** Start **
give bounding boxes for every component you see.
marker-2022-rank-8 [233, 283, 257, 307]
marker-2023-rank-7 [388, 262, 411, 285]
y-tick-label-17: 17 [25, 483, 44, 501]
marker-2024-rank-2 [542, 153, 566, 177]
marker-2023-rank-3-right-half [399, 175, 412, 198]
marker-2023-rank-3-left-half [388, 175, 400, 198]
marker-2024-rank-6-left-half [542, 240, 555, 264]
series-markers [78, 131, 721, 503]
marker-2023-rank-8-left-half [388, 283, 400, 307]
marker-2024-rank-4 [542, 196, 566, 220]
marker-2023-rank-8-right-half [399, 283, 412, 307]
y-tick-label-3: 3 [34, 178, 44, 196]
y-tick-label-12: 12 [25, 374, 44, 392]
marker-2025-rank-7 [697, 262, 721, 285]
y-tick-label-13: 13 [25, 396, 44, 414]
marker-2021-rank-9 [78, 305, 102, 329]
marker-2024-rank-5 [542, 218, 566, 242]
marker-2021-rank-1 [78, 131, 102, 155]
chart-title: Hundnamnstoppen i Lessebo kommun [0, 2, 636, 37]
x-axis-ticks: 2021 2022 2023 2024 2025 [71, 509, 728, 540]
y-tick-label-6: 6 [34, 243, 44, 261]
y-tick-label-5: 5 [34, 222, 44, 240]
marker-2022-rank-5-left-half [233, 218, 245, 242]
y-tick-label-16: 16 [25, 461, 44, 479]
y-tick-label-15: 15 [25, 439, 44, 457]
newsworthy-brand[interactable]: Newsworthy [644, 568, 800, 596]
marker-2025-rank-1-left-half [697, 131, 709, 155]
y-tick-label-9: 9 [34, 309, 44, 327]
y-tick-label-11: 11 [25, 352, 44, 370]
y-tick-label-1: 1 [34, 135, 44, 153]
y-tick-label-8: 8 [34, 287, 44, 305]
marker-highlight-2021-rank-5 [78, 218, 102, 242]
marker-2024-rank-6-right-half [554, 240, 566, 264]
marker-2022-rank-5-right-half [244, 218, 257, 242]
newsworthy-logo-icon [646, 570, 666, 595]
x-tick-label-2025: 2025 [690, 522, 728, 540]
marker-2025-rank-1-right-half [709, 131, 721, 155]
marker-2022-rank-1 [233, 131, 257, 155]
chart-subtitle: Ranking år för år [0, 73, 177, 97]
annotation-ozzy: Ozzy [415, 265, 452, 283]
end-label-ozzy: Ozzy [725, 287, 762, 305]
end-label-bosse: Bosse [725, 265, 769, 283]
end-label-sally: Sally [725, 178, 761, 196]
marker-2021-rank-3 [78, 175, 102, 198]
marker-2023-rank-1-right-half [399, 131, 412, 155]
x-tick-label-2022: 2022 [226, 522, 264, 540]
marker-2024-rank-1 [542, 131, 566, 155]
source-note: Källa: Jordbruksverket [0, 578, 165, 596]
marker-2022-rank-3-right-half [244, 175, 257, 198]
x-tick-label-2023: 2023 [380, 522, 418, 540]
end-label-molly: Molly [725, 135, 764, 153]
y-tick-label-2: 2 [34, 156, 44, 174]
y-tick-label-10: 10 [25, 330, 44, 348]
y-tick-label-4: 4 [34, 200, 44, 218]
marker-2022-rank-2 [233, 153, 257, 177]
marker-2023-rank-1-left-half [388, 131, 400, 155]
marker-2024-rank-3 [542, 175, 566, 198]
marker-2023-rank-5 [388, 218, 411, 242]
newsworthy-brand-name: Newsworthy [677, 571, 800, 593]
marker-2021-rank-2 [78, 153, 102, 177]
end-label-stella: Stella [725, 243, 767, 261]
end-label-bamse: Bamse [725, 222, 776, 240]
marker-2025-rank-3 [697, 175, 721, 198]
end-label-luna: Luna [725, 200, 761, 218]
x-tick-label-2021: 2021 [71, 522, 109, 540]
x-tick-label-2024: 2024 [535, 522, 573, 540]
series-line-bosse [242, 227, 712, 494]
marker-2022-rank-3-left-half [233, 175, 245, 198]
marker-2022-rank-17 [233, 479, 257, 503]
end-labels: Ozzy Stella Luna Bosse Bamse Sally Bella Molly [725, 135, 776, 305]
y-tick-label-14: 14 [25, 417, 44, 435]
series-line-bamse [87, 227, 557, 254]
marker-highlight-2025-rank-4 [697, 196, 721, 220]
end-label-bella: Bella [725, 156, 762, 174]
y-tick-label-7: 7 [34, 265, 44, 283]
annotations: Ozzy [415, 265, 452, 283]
** End **
**STATED PROBLEM:** Copy the records from the first line up to and including the line with "marker-2023-rank-3-left-half [388, 175, 400, 198]", renaming "bounding boxes" to "coordinates" and leaving everything else unchanged.

**THE SOLUTION:**
give coordinates for every component you see.
marker-2022-rank-8 [233, 283, 257, 307]
marker-2023-rank-7 [388, 262, 411, 285]
y-tick-label-17: 17 [25, 483, 44, 501]
marker-2024-rank-2 [542, 153, 566, 177]
marker-2023-rank-3-right-half [399, 175, 412, 198]
marker-2023-rank-3-left-half [388, 175, 400, 198]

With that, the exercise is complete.